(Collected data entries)
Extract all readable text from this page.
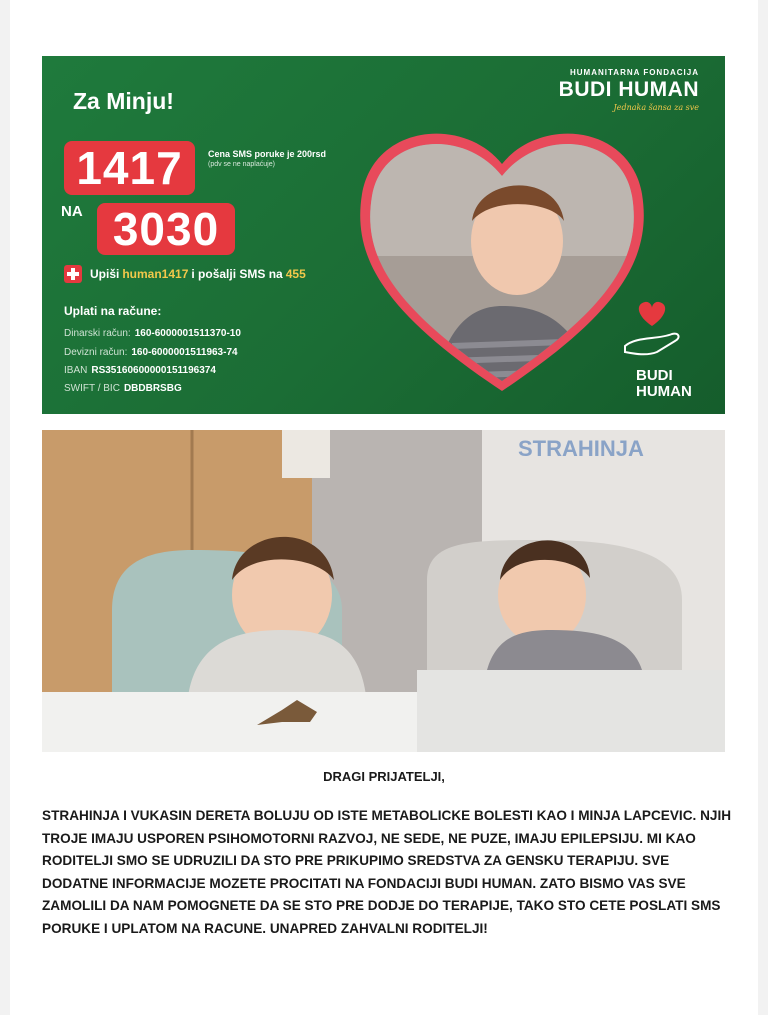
Za Minju!
1417
NA 3030
Cena SMS poruke je 200rsd
(pdv se ne naplaćuje)
Upiši human1417 i pošalji SMS na 455
Uplati na račune:
Dinarski račun: 160-6000001511370-10
Devizni račun: 160-6000001511963-74
IBAN RS35160600000151196374
SWIFT / BIC DBDBRSBG
HUMANITARNA FONDACIJA
BUDI HUMAN
Jednaka šansa za sve
BUDI
HUMAN
STRAHINJA
DRAGI PRIJATELJI,
STRAHINJA I VUKASIN DERETA BOLUJU OD ISTE METABOLICKE BOLESTI KAO I MINJA LAPCEVIC. NJIH TROJE IMAJU USPOREN PSIHOMOTORNI RAZVOJ, NE SEDE, NE PUZE, IMAJU EPILEPSIJU. MI KAO RODITELJI SMO SE UDRUZILI DA STO PRE PRIKUPIMO SREDSTVA ZA GENSKU TERAPIJU. SVE DODATNE INFORMACIJE MOZETE PROCITATI NA FONDACIJI BUDI HUMAN. ZATO BISMO VAS SVE ZAMOLILI DA NAM POMOGNETE DA SE STO PRE DODJE DO TERAPIJE, TAKO STO CETE POSLATI SMS PORUKE I UPLATOM NA RACUNE. UNAPRED ZAHVALNI RODITELJI!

= TASK INSTRUCTIONS =
Scan the material above for the string "BUDI" and report each line where you find it.

= EXERCISE ANSWER =
BUDI HUMAN
BUDI
STRAHINJA I VUKASIN DERETA BOLUJU OD ISTE METABOLICKE BOLESTI KAO I MINJA LAPCEVIC. NJIH TROJE IMAJU USPOREN PSIHOMOTORNI RAZVOJ, NE SEDE, NE PUZE, IMAJU EPILEPSIJU. MI KAO RODITELJI SMO SE UDRUZILI DA STO PRE PRIKUPIMO SREDSTVA ZA GENSKU TERAPIJU. SVE DODATNE INFORMACIJE MOZETE PROCITATI NA FONDACIJI BUDI HUMAN. ZATO BISMO VAS SVE ZAMOLILI DA NAM POMOGNETE DA SE STO PRE DODJE DO TERAPIJE, TAKO STO CETE POSLATI SMS PORUKE I UPLATOM NA RACUNE. UNAPRED ZAHVALNI RODITELJI!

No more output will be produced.